» **DATA SUPPLIED**
========================================
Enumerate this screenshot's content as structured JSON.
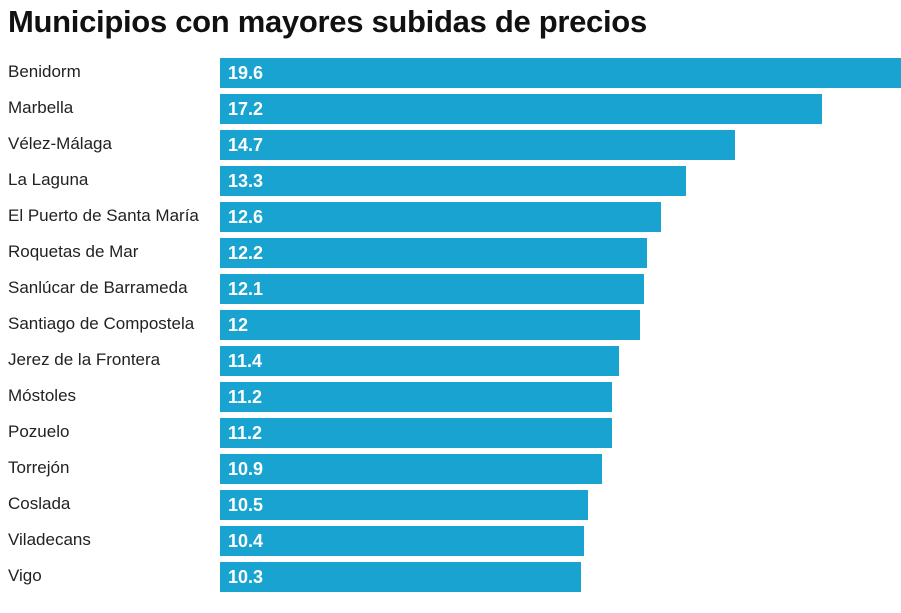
{
  "chart_data": {
    "type": "bar",
    "orientation": "horizontal",
    "title": "Municipios con mayores subidas de precios",
    "categories": [
      "Benidorm",
      "Marbella",
      "Vélez-Málaga",
      "La Laguna",
      "El Puerto de Santa María",
      "Roquetas de Mar",
      "Sanlúcar de Barrameda",
      "Santiago de Compostela",
      "Jerez de la Frontera",
      "Móstoles",
      "Pozuelo",
      "Torrejón",
      "Coslada",
      "Viladecans",
      "Vigo"
    ],
    "values": [
      19.6,
      17.2,
      14.7,
      13.3,
      12.6,
      12.2,
      12.1,
      12,
      11.4,
      11.2,
      11.2,
      10.9,
      10.5,
      10.4,
      10.3
    ],
    "data_labels": [
      "19.6",
      "17.2",
      "14.7",
      "13.3",
      "12.6",
      "12.2",
      "12.1",
      "12",
      "11.4",
      "11.2",
      "11.2",
      "10.9",
      "10.5",
      "10.4",
      "10.3"
    ],
    "bar_color": "#18a3d0",
    "grid": false,
    "legend": "none"
  }
}
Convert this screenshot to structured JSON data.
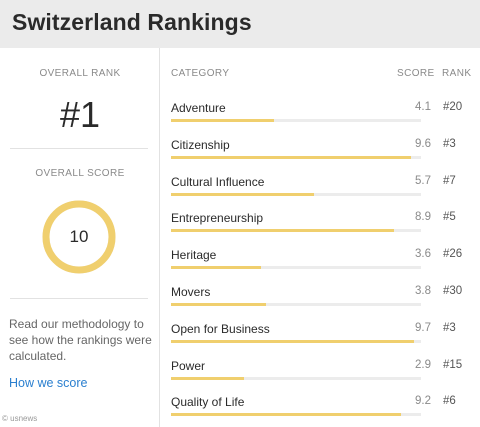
{
  "title": "Switzerland Rankings",
  "left": {
    "overall_rank_label": "OVERALL RANK",
    "overall_rank_value": "#1",
    "overall_score_label": "OVERALL SCORE",
    "overall_score_value": "10",
    "overall_score_fraction": 1.0,
    "methodology_text": "Read our methodology to see how the rankings were calculated.",
    "how_link": "How we score"
  },
  "table": {
    "headers": {
      "category": "CATEGORY",
      "score": "SCORE",
      "rank": "RANK"
    },
    "rows": [
      {
        "category": "Adventure",
        "score": "4.1",
        "rank": "#20"
      },
      {
        "category": "Citizenship",
        "score": "9.6",
        "rank": "#3"
      },
      {
        "category": "Cultural Influence",
        "score": "5.7",
        "rank": "#7"
      },
      {
        "category": "Entrepreneurship",
        "score": "8.9",
        "rank": "#5"
      },
      {
        "category": "Heritage",
        "score": "3.6",
        "rank": "#26"
      },
      {
        "category": "Movers",
        "score": "3.8",
        "rank": "#30"
      },
      {
        "category": "Open for Business",
        "score": "9.7",
        "rank": "#3"
      },
      {
        "category": "Power",
        "score": "2.9",
        "rank": "#15"
      },
      {
        "category": "Quality of Life",
        "score": "9.2",
        "rank": "#6"
      }
    ],
    "score_max": 10
  },
  "footer": "© usnews",
  "colors": {
    "accent": "#f0cf6e",
    "link": "#2a7fcf",
    "header_bg": "#ebebeb"
  }
}
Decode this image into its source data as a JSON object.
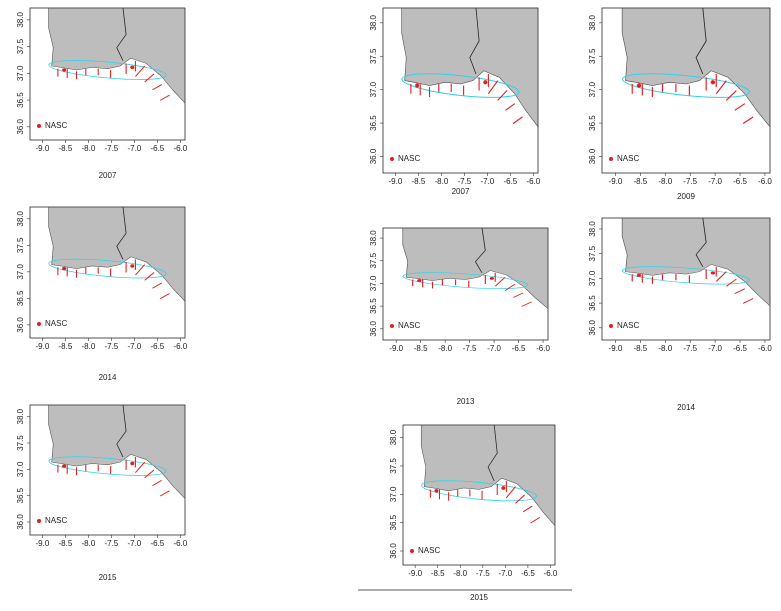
========================================
» **STATED PROBLEM**
Make an exact copy of the records shown above, without the pictures.

» **SOLVED PROBLEM**
Enumerate this screenshot's content as structured JSON.
{
  "chart_data": {
    "type": "bar",
    "orientation": "horizontal",
    "title": "Municipios con mayores subidas de precios",
    "categories": [
      "Benidorm",
      "Marbella",
      "Vélez-Málaga",
      "La Laguna",
      "El Puerto de Santa María",
      "Roquetas de Mar",
      "Sanlúcar de Barrameda",
      "Santiago de Compostela",
      "Jerez de la Frontera",
      "Móstoles",
      "Pozuelo",
      "Torrejón",
      "Coslada",
      "Viladecans",
      "Vigo"
    ],
    "values": [
      19.6,
      17.2,
      14.7,
      13.3,
      12.6,
      12.2,
      12.1,
      12,
      11.4,
      11.2,
      11.2,
      10.9,
      10.5,
      10.4,
      10.3
    ],
    "data_labels": [
      "19.6",
      "17.2",
      "14.7",
      "13.3",
      "12.6",
      "12.2",
      "12.1",
      "12",
      "11.4",
      "11.2",
      "11.2",
      "10.9",
      "10.5",
      "10.4",
      "10.3"
    ],
    "bar_color": "#18a3d0",
    "grid": false,
    "legend": "none"
  }
}
Convert this screenshot to structured JSON data.
{
  "title": "Switzerland Rankings",
  "left": {
    "overall_rank_label": "OVERALL RANK",
    "overall_rank_value": "#1",
    "overall_score_label": "OVERALL SCORE",
    "overall_score_value": "10",
    "overall_score_fraction": 1.0,
    "methodology_text": "Read our methodology to see how the rankings were calculated.",
    "how_link": "How we score"
  },
  "table": {
    "headers": {
      "category": "CATEGORY",
      "score": "SCORE",
      "rank": "RANK"
    },
    "rows": [
      {
        "category": "Adventure",
        "score": "4.1",
        "rank": "#20"
      },
      {
        "category": "Citizenship",
        "score": "9.6",
        "rank": "#3"
      },
      {
        "category": "Cultural Influence",
        "score": "5.7",
        "rank": "#7"
      },
      {
        "category": "Entrepreneurship",
        "score": "8.9",
        "rank": "#5"
      },
      {
        "category": "Heritage",
        "score": "3.6",
        "rank": "#26"
      },
      {
        "category": "Movers",
        "score": "3.8",
        "rank": "#30"
      },
      {
        "category": "Open for Business",
        "score": "9.7",
        "rank": "#3"
      },
      {
        "category": "Power",
        "score": "2.9",
        "rank": "#15"
      },
      {
        "category": "Quality of Life",
        "score": "9.2",
        "rank": "#6"
      }
    ],
    "score_max": 10
  },
  "footer": "© usnews",
  "colors": {
    "accent": "#f0cf6e",
    "link": "#2a7fcf",
    "header_bg": "#ebebeb"
  }
}
Decode this image into its source data as a JSON object.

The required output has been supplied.